▶ _SUPPLIED RECORDS_
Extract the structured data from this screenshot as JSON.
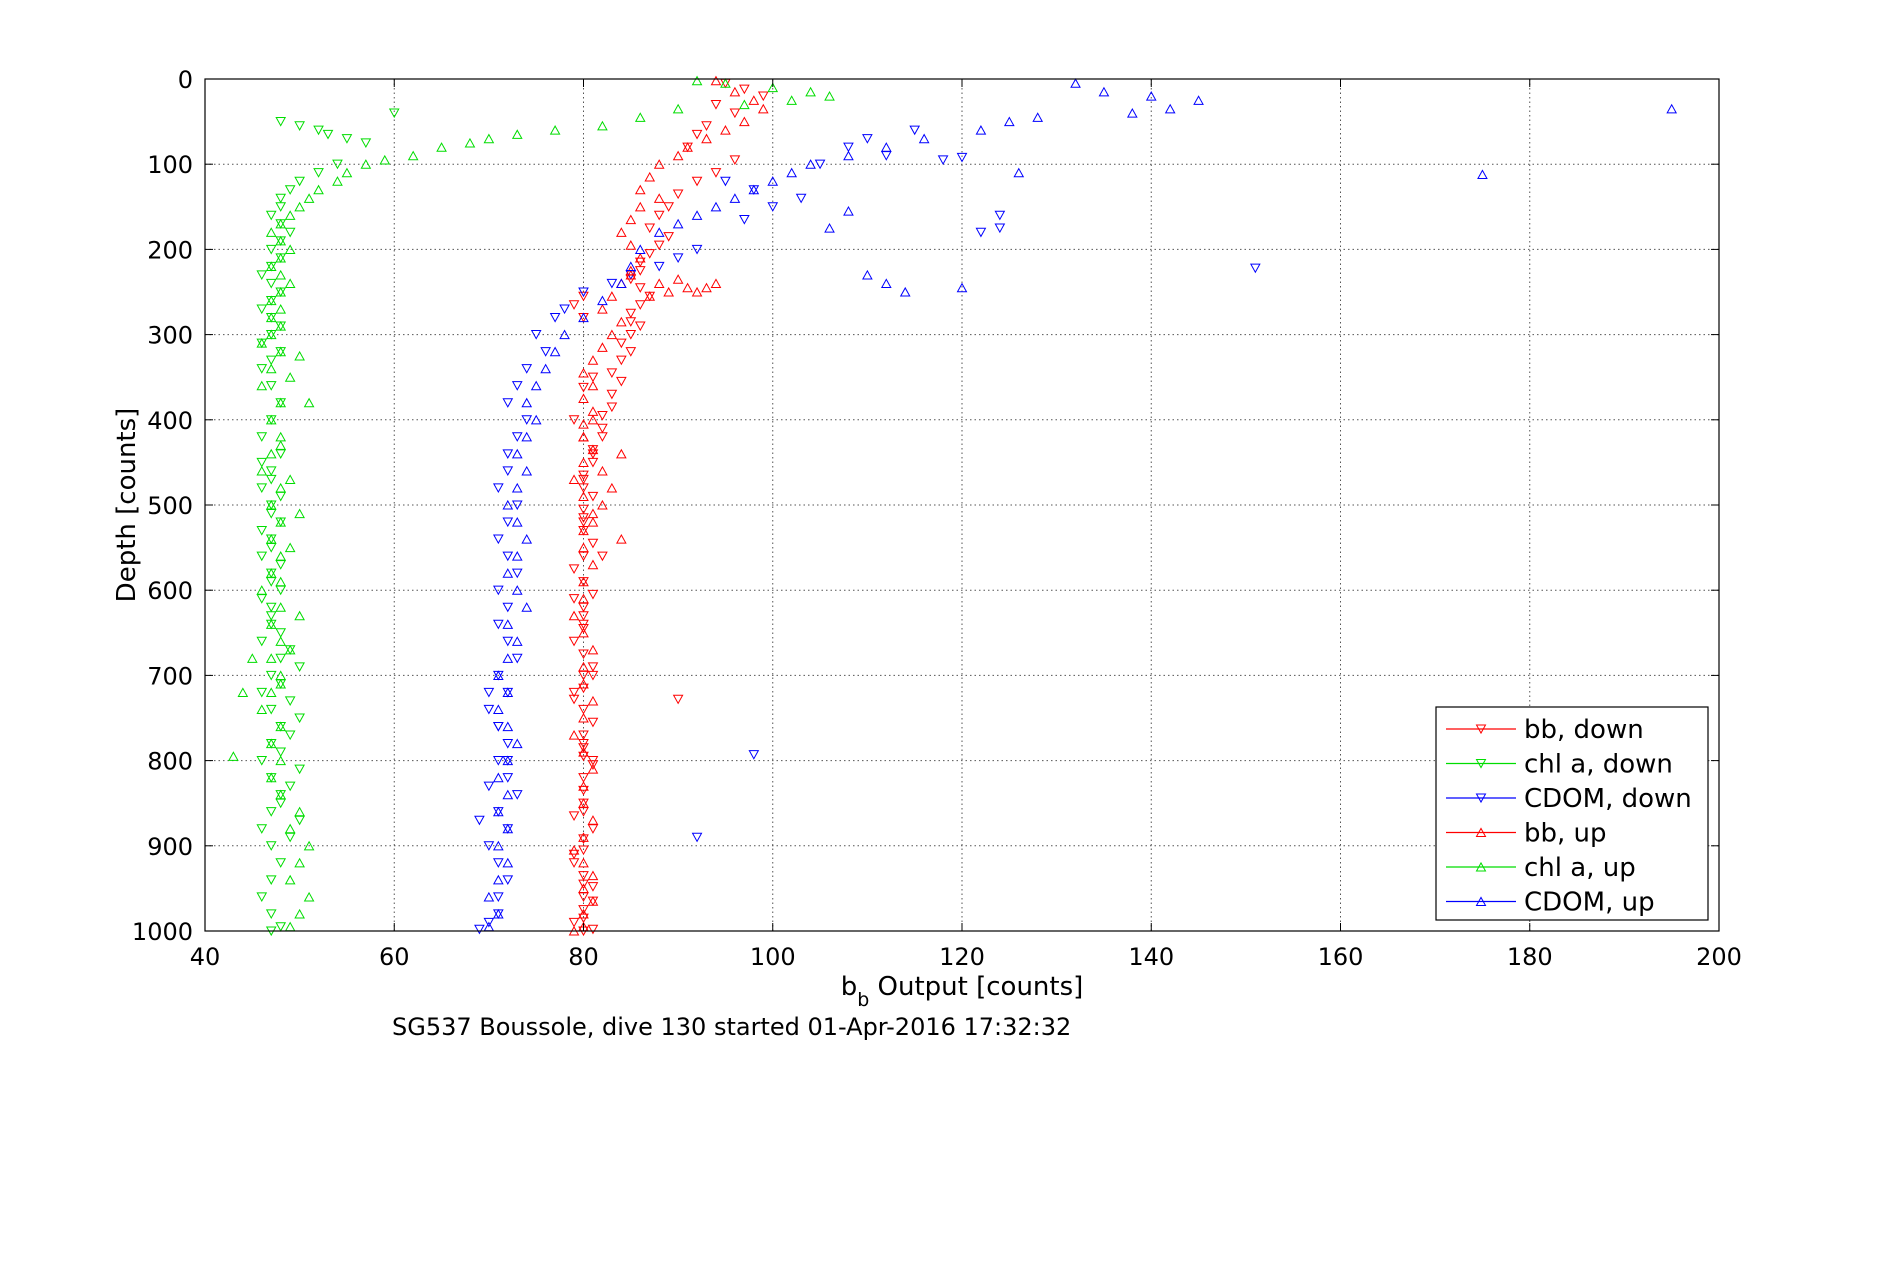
{
  "chart_data": {
    "type": "scatter",
    "title": "",
    "xlabel_main": "b",
    "xlabel_sub": "b",
    "xlabel_rest": " Output [counts]",
    "ylabel": "Depth [counts]",
    "caption": "SG537 Boussole, dive 130 started 01-Apr-2016 17:32:32",
    "xlim": [
      40,
      200
    ],
    "ylim": [
      0,
      1000
    ],
    "y_reversed": true,
    "grid": true,
    "grid_style": "dotted",
    "legend_position": "bottom-right",
    "x_ticks": [
      40,
      60,
      80,
      100,
      120,
      140,
      160,
      180,
      200
    ],
    "y_ticks": [
      0,
      100,
      200,
      300,
      400,
      500,
      600,
      700,
      800,
      900,
      1000
    ],
    "series": [
      {
        "name": "bb, down",
        "color": "#ff0000",
        "marker": "triangle-down",
        "x": [
          95,
          97,
          99,
          94,
          96,
          93,
          92,
          91,
          96,
          94,
          92,
          90,
          89,
          88,
          87,
          89,
          88,
          87,
          86,
          86,
          85,
          86,
          87,
          86,
          85,
          85,
          86,
          85,
          84,
          85,
          84,
          83,
          84,
          83,
          83,
          82,
          82,
          82,
          81,
          81,
          80,
          80,
          81,
          80,
          80,
          80,
          81,
          80,
          79,
          80,
          81,
          80,
          80,
          80,
          79,
          80,
          81,
          80,
          80,
          79,
          80,
          81,
          80,
          80,
          80,
          81,
          80,
          80,
          80,
          79,
          81,
          80,
          80,
          79,
          80,
          81,
          80,
          80,
          79,
          81,
          80,
          80,
          81,
          80,
          79,
          81,
          80,
          80,
          79,
          80,
          81,
          80,
          80,
          79,
          80,
          90,
          81,
          79,
          80,
          82,
          80,
          79,
          81
        ],
        "y": [
          5,
          12,
          20,
          30,
          40,
          55,
          65,
          80,
          95,
          110,
          120,
          135,
          150,
          160,
          175,
          185,
          195,
          205,
          215,
          225,
          235,
          245,
          255,
          265,
          275,
          285,
          290,
          300,
          310,
          320,
          330,
          345,
          355,
          370,
          385,
          395,
          410,
          420,
          435,
          450,
          465,
          480,
          490,
          505,
          515,
          530,
          545,
          560,
          575,
          590,
          605,
          620,
          630,
          645,
          660,
          675,
          690,
          700,
          715,
          728,
          740,
          755,
          770,
          785,
          795,
          805,
          820,
          835,
          850,
          865,
          880,
          892,
          905,
          920,
          935,
          948,
          960,
          975,
          990,
          998,
          1000,
          362,
          440,
          520,
          610,
          700,
          780,
          860,
          910,
          945,
          965,
          985,
          255,
          265,
          280,
          728,
          350,
          400,
          470,
          560,
          640,
          720,
          800
        ]
      },
      {
        "name": "chl a, down",
        "color": "#00dd00",
        "marker": "triangle-down",
        "x": [
          48,
          50,
          52,
          53,
          55,
          57,
          60,
          54,
          52,
          50,
          49,
          48,
          48,
          47,
          48,
          49,
          48,
          47,
          48,
          47,
          46,
          47,
          48,
          47,
          46,
          47,
          48,
          47,
          46,
          48,
          47,
          46,
          47,
          48,
          47,
          46,
          48,
          47,
          46,
          47,
          48,
          47,
          46,
          47,
          48,
          47,
          47,
          46,
          48,
          47,
          46,
          47,
          48,
          47,
          46,
          47,
          48,
          47,
          46,
          47,
          48,
          47,
          46,
          47,
          48,
          47,
          46,
          47,
          48,
          47,
          46,
          47,
          48,
          47,
          46,
          47,
          48,
          49,
          50,
          48,
          49,
          50,
          49,
          48,
          50,
          49,
          48,
          50,
          49
        ],
        "y": [
          50,
          55,
          60,
          65,
          70,
          75,
          40,
          100,
          110,
          120,
          130,
          140,
          150,
          160,
          170,
          180,
          190,
          200,
          210,
          220,
          230,
          240,
          250,
          260,
          270,
          280,
          290,
          300,
          310,
          320,
          330,
          340,
          360,
          380,
          400,
          420,
          440,
          460,
          480,
          500,
          520,
          540,
          560,
          580,
          600,
          620,
          640,
          660,
          680,
          700,
          720,
          740,
          760,
          780,
          800,
          820,
          840,
          860,
          880,
          900,
          920,
          940,
          960,
          980,
          995,
          1000,
          450,
          470,
          490,
          510,
          530,
          550,
          570,
          590,
          610,
          630,
          650,
          670,
          690,
          710,
          730,
          750,
          770,
          790,
          810,
          830,
          850,
          870,
          890
        ]
      },
      {
        "name": "CDOM, down",
        "color": "#0000ff",
        "marker": "triangle-down",
        "x": [
          115,
          110,
          108,
          105,
          112,
          118,
          120,
          124,
          124,
          122,
          100,
          103,
          98,
          97,
          95,
          92,
          90,
          88,
          85,
          83,
          80,
          78,
          77,
          75,
          76,
          74,
          73,
          72,
          74,
          73,
          72,
          72,
          71,
          73,
          72,
          71,
          72,
          73,
          71,
          72,
          71,
          72,
          73,
          71,
          72,
          70,
          71,
          72,
          71,
          72,
          73,
          71,
          72,
          70,
          71,
          72,
          71,
          71,
          70,
          69,
          70,
          71,
          72,
          70,
          69,
          151,
          98,
          92
        ],
        "y": [
          60,
          70,
          80,
          100,
          90,
          95,
          92,
          160,
          175,
          180,
          150,
          140,
          130,
          165,
          120,
          200,
          210,
          220,
          230,
          240,
          250,
          270,
          280,
          300,
          320,
          340,
          360,
          380,
          400,
          420,
          440,
          460,
          480,
          500,
          520,
          540,
          560,
          580,
          600,
          620,
          640,
          660,
          680,
          700,
          720,
          740,
          760,
          780,
          800,
          820,
          840,
          860,
          880,
          900,
          920,
          940,
          960,
          980,
          990,
          998,
          720,
          760,
          800,
          830,
          870,
          222,
          793,
          890
        ]
      },
      {
        "name": "bb, up",
        "color": "#ff0000",
        "marker": "triangle-up",
        "x": [
          94,
          96,
          98,
          99,
          97,
          95,
          93,
          91,
          90,
          88,
          87,
          86,
          88,
          86,
          85,
          84,
          85,
          86,
          85,
          84,
          83,
          82,
          84,
          83,
          82,
          81,
          80,
          81,
          80,
          81,
          80,
          80,
          81,
          80,
          79,
          80,
          81,
          80,
          80,
          81,
          80,
          80,
          79,
          80,
          81,
          80,
          80,
          81,
          80,
          79,
          80,
          81,
          80,
          80,
          81,
          80,
          79,
          80,
          81,
          80,
          81,
          80,
          80,
          79,
          81,
          80,
          84,
          82,
          83,
          82,
          81,
          84,
          85,
          88,
          90,
          93,
          92,
          91,
          94,
          89,
          87
        ],
        "y": [
          2,
          15,
          25,
          35,
          50,
          60,
          70,
          80,
          90,
          100,
          115,
          130,
          140,
          150,
          165,
          180,
          195,
          210,
          225,
          240,
          255,
          270,
          285,
          300,
          315,
          330,
          345,
          360,
          375,
          390,
          405,
          420,
          435,
          450,
          470,
          490,
          510,
          530,
          550,
          570,
          590,
          610,
          630,
          650,
          670,
          690,
          710,
          730,
          750,
          770,
          790,
          810,
          830,
          850,
          870,
          890,
          905,
          920,
          935,
          950,
          965,
          980,
          995,
          1000,
          400,
          420,
          440,
          460,
          480,
          500,
          520,
          540,
          230,
          240,
          235,
          245,
          250,
          245,
          240,
          250,
          255
        ]
      },
      {
        "name": "chl a, up",
        "color": "#00dd00",
        "marker": "triangle-up",
        "x": [
          92,
          95,
          100,
          104,
          106,
          102,
          97,
          90,
          86,
          82,
          77,
          73,
          70,
          68,
          65,
          62,
          59,
          57,
          55,
          54,
          52,
          51,
          50,
          49,
          48,
          47,
          48,
          49,
          48,
          47,
          48,
          49,
          48,
          47,
          48,
          47,
          48,
          47,
          46,
          48,
          47,
          46,
          48,
          47,
          48,
          47,
          46,
          48,
          47,
          48,
          47,
          48,
          47,
          46,
          48,
          47,
          48,
          47,
          48,
          47,
          46,
          48,
          47,
          48,
          47,
          48,
          50,
          49,
          51,
          50,
          49,
          51,
          50,
          49,
          50,
          49,
          51,
          45,
          44,
          43,
          48,
          49,
          50,
          49,
          48,
          50,
          49,
          48
        ],
        "y": [
          2,
          5,
          10,
          15,
          20,
          25,
          30,
          35,
          45,
          55,
          60,
          65,
          70,
          75,
          80,
          90,
          95,
          100,
          110,
          120,
          130,
          140,
          150,
          160,
          170,
          180,
          190,
          200,
          210,
          220,
          230,
          240,
          250,
          260,
          270,
          280,
          290,
          300,
          310,
          320,
          340,
          360,
          380,
          400,
          420,
          440,
          460,
          480,
          500,
          520,
          540,
          560,
          580,
          600,
          620,
          640,
          660,
          680,
          700,
          720,
          740,
          760,
          780,
          800,
          820,
          840,
          860,
          880,
          900,
          920,
          940,
          960,
          980,
          995,
          325,
          350,
          380,
          680,
          720,
          795,
          430,
          470,
          510,
          550,
          590,
          630,
          670,
          710
        ]
      },
      {
        "name": "CDOM, up",
        "color": "#0000ff",
        "marker": "triangle-up",
        "x": [
          132,
          135,
          140,
          145,
          142,
          138,
          128,
          125,
          122,
          116,
          112,
          108,
          104,
          102,
          100,
          98,
          96,
          94,
          92,
          90,
          88,
          86,
          85,
          84,
          82,
          80,
          78,
          77,
          76,
          75,
          74,
          75,
          74,
          73,
          74,
          73,
          72,
          73,
          74,
          73,
          72,
          73,
          74,
          72,
          73,
          72,
          71,
          72,
          71,
          72,
          73,
          72,
          71,
          72,
          71,
          72,
          71,
          72,
          71,
          70,
          71,
          70,
          195,
          175,
          126,
          108,
          106,
          110,
          112,
          114,
          120
        ],
        "y": [
          5,
          15,
          20,
          25,
          35,
          40,
          45,
          50,
          60,
          70,
          80,
          90,
          100,
          110,
          120,
          130,
          140,
          150,
          160,
          170,
          180,
          200,
          220,
          240,
          260,
          280,
          300,
          320,
          340,
          360,
          380,
          400,
          420,
          440,
          460,
          480,
          500,
          520,
          540,
          560,
          580,
          600,
          620,
          640,
          660,
          680,
          700,
          720,
          740,
          760,
          780,
          800,
          820,
          840,
          860,
          880,
          900,
          920,
          940,
          960,
          980,
          995,
          35,
          112,
          110,
          155,
          175,
          230,
          240,
          250,
          245
        ]
      }
    ]
  }
}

▶ _GOAL_
Among the lines of the data above, determine how many contain the word "counts". Report the number alone.

▶ _OUTPUT FOR THIS EXERCISE_
2